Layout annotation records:
┄┄┄┄┄┄
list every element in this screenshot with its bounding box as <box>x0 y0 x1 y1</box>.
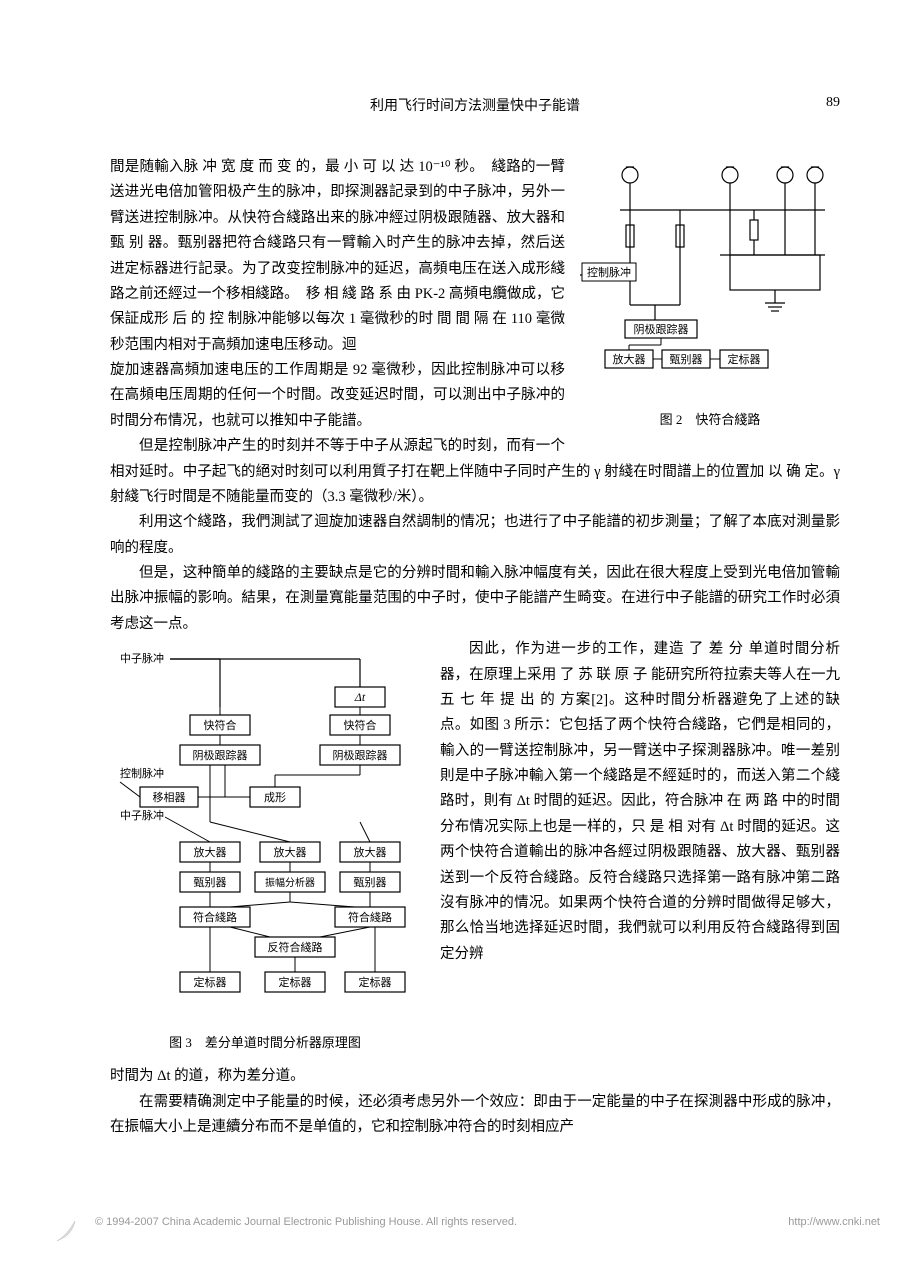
fig3-phaseshifter: 移相器 <box>153 791 186 804</box>
section-1: 阴极跟踪器 放大器 甄别器 定标器 控制脉冲 图 2 快符合綫路 間是随輸入脉 … <box>110 155 840 637</box>
fig3-disc-1: 甄别器 <box>194 876 227 889</box>
fig3-shaping: 成形 <box>264 791 286 804</box>
fig3-scaler-1: 定标器 <box>194 975 227 989</box>
footer-url: http://www.cnki.net <box>788 1216 880 1228</box>
fig3-disc-2: 甄别器 <box>354 876 387 889</box>
fig2-caption: 图 2 快符合綫路 <box>580 409 840 432</box>
footer-copyright: © 1994-2007 China Academic Journal Elect… <box>95 1216 517 1228</box>
fig3-delta-t: Δt <box>354 690 366 704</box>
fig3-fastcoin-1: 快符合 <box>204 718 237 732</box>
para-3: 利用这个綫路，我們測試了迴旋加速器自然調制的情况；也进行了中子能譜的初步測量；了… <box>110 510 840 561</box>
para-7: 在需要精确測定中子能量的时候，还必須考虑另外一个效应：即由于一定能量的中子在探測… <box>110 1090 840 1141</box>
fig3-amp-2: 放大器 <box>274 845 307 859</box>
fig3-cathfol-1: 阴极跟踪器 <box>193 748 248 762</box>
fig3-anticoin: 反符合綫路 <box>268 940 323 954</box>
figure-3: 中子脉冲 控制脉冲 中子脉冲 Δt 快符合 快符合 <box>110 647 420 1054</box>
para-6: 时間为 Δt 的道，称为差分道。 <box>110 1064 840 1089</box>
fig3-neutron-pulse-2: 中子脉冲 <box>120 808 164 822</box>
fig3-control-pulse: 控制脉冲 <box>120 766 164 780</box>
fig2-cathode-follower: 阴极跟踪器 <box>634 322 689 336</box>
page-number: 89 <box>826 95 840 111</box>
fig3-amp-3: 放大器 <box>354 845 387 859</box>
fig3-svg: 中子脉冲 控制脉冲 中子脉冲 Δt 快符合 快符合 <box>110 647 420 1017</box>
fig3-scaler-3: 定标器 <box>359 975 392 989</box>
figure-2: 阴极跟踪器 放大器 甄别器 定标器 控制脉冲 图 2 快符合綫路 <box>580 155 840 432</box>
fig3-coin-1: 符合綫路 <box>193 910 237 924</box>
section-2: 中子脉冲 控制脉冲 中子脉冲 Δt 快符合 快符合 <box>110 637 840 1064</box>
fig2-scaler: 定标器 <box>728 352 761 366</box>
para-4: 但是，这种簡单的綫路的主要缺点是它的分辨时間和輸入脉冲幅度有关，因此在很大程度上… <box>110 561 840 637</box>
header-title: 利用飞行时间方法测量快中子能谱 <box>370 99 580 114</box>
fig3-ampanalyzer: 振幅分析器 <box>265 876 315 889</box>
fig3-caption: 图 3 差分单道时間分析器原理图 <box>110 1032 420 1055</box>
fig3-amp-1: 放大器 <box>194 845 227 859</box>
fig3-coin-2: 符合綫路 <box>348 910 392 924</box>
para-2: 但是控制脉冲产生的时刻并不等于中子从源起飞的时刻，而有一个相对延时。中子起飞的絕… <box>110 434 840 510</box>
section-3: 时間为 Δt 的道，称为差分道。 在需要精确測定中子能量的时候，还必須考虑另外一… <box>110 1064 840 1140</box>
fig2-control-pulse: 控制脉冲 <box>587 265 631 279</box>
fig3-neutron-pulse-1: 中子脉冲 <box>120 651 164 665</box>
fig2-amplifier: 放大器 <box>613 352 646 366</box>
page-curl-icon <box>55 1213 85 1243</box>
fig2-discriminator: 甄别器 <box>670 353 703 366</box>
page-header: 利用飞行时间方法测量快中子能谱 89 <box>110 95 840 115</box>
fig3-scaler-2: 定标器 <box>279 975 312 989</box>
fig3-cathfol-2: 阴极跟踪器 <box>333 748 388 762</box>
fig3-fastcoin-2: 快符合 <box>344 718 377 732</box>
fig2-svg: 阴极跟踪器 放大器 甄别器 定标器 控制脉冲 <box>580 155 840 395</box>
┄┄┄┄┄┄
WHAT TO WORK ON -
Retype every item above line for line, changing nothing. Leave the picture out of your answer.

SOLVED EXERCISE -
list every element in this screenshot with its bounding box as <box>x0 y0 x1 y1</box>.
fig3-phaseshifter: 移相器 <box>153 791 186 804</box>
section-1: 阴极跟踪器 放大器 甄别器 定标器 控制脉冲 图 2 快符合綫路 間是随輸入脉 … <box>110 155 840 637</box>
fig3-disc-1: 甄别器 <box>194 876 227 889</box>
fig3-shaping: 成形 <box>264 791 286 804</box>
fig3-scaler-1: 定标器 <box>194 975 227 989</box>
footer-url: http://www.cnki.net <box>788 1216 880 1228</box>
fig3-disc-2: 甄别器 <box>354 876 387 889</box>
fig2-caption: 图 2 快符合綫路 <box>580 409 840 432</box>
footer-copyright: © 1994-2007 China Academic Journal Elect… <box>95 1216 517 1228</box>
fig3-delta-t: Δt <box>354 690 366 704</box>
fig3-fastcoin-1: 快符合 <box>204 718 237 732</box>
para-3: 利用这个綫路，我們測試了迴旋加速器自然調制的情况；也进行了中子能譜的初步測量；了… <box>110 510 840 561</box>
para-7: 在需要精确測定中子能量的时候，还必須考虑另外一个效应：即由于一定能量的中子在探測… <box>110 1090 840 1141</box>
fig3-amp-2: 放大器 <box>274 845 307 859</box>
fig3-cathfol-1: 阴极跟踪器 <box>193 748 248 762</box>
fig3-anticoin: 反符合綫路 <box>268 940 323 954</box>
figure-3: 中子脉冲 控制脉冲 中子脉冲 Δt 快符合 快符合 <box>110 647 420 1054</box>
para-6: 时間为 Δt 的道，称为差分道。 <box>110 1064 840 1089</box>
fig3-neutron-pulse-2: 中子脉冲 <box>120 808 164 822</box>
fig3-control-pulse: 控制脉冲 <box>120 766 164 780</box>
fig2-cathode-follower: 阴极跟踪器 <box>634 322 689 336</box>
page-number: 89 <box>826 95 840 111</box>
fig3-amp-3: 放大器 <box>354 845 387 859</box>
fig3-svg: 中子脉冲 控制脉冲 中子脉冲 Δt 快符合 快符合 <box>110 647 420 1017</box>
fig3-scaler-3: 定标器 <box>359 975 392 989</box>
figure-2: 阴极跟踪器 放大器 甄别器 定标器 控制脉冲 图 2 快符合綫路 <box>580 155 840 432</box>
fig3-coin-1: 符合綫路 <box>193 910 237 924</box>
section-2: 中子脉冲 控制脉冲 中子脉冲 Δt 快符合 快符合 <box>110 637 840 1064</box>
fig2-scaler: 定标器 <box>728 352 761 366</box>
para-4: 但是，这种簡单的綫路的主要缺点是它的分辨时間和輸入脉冲幅度有关，因此在很大程度上… <box>110 561 840 637</box>
header-title: 利用飞行时间方法测量快中子能谱 <box>370 99 580 114</box>
fig3-ampanalyzer: 振幅分析器 <box>265 876 315 889</box>
fig3-caption: 图 3 差分单道时間分析器原理图 <box>110 1032 420 1055</box>
fig3-amp-1: 放大器 <box>194 845 227 859</box>
fig3-coin-2: 符合綫路 <box>348 910 392 924</box>
para-2: 但是控制脉冲产生的时刻并不等于中子从源起飞的时刻，而有一个相对延时。中子起飞的絕… <box>110 434 840 510</box>
section-3: 时間为 Δt 的道，称为差分道。 在需要精确測定中子能量的时候，还必須考虑另外一… <box>110 1064 840 1140</box>
fig2-control-pulse: 控制脉冲 <box>587 265 631 279</box>
fig3-neutron-pulse-1: 中子脉冲 <box>120 651 164 665</box>
fig2-amplifier: 放大器 <box>613 352 646 366</box>
page-curl-icon <box>55 1213 85 1243</box>
fig2-discriminator: 甄别器 <box>670 353 703 366</box>
page-header: 利用飞行时间方法测量快中子能谱 89 <box>110 95 840 115</box>
fig3-scaler-2: 定标器 <box>279 975 312 989</box>
fig3-cathfol-2: 阴极跟踪器 <box>333 748 388 762</box>
fig3-fastcoin-2: 快符合 <box>344 718 377 732</box>
fig2-svg: 阴极跟踪器 放大器 甄别器 定标器 控制脉冲 <box>580 155 840 395</box>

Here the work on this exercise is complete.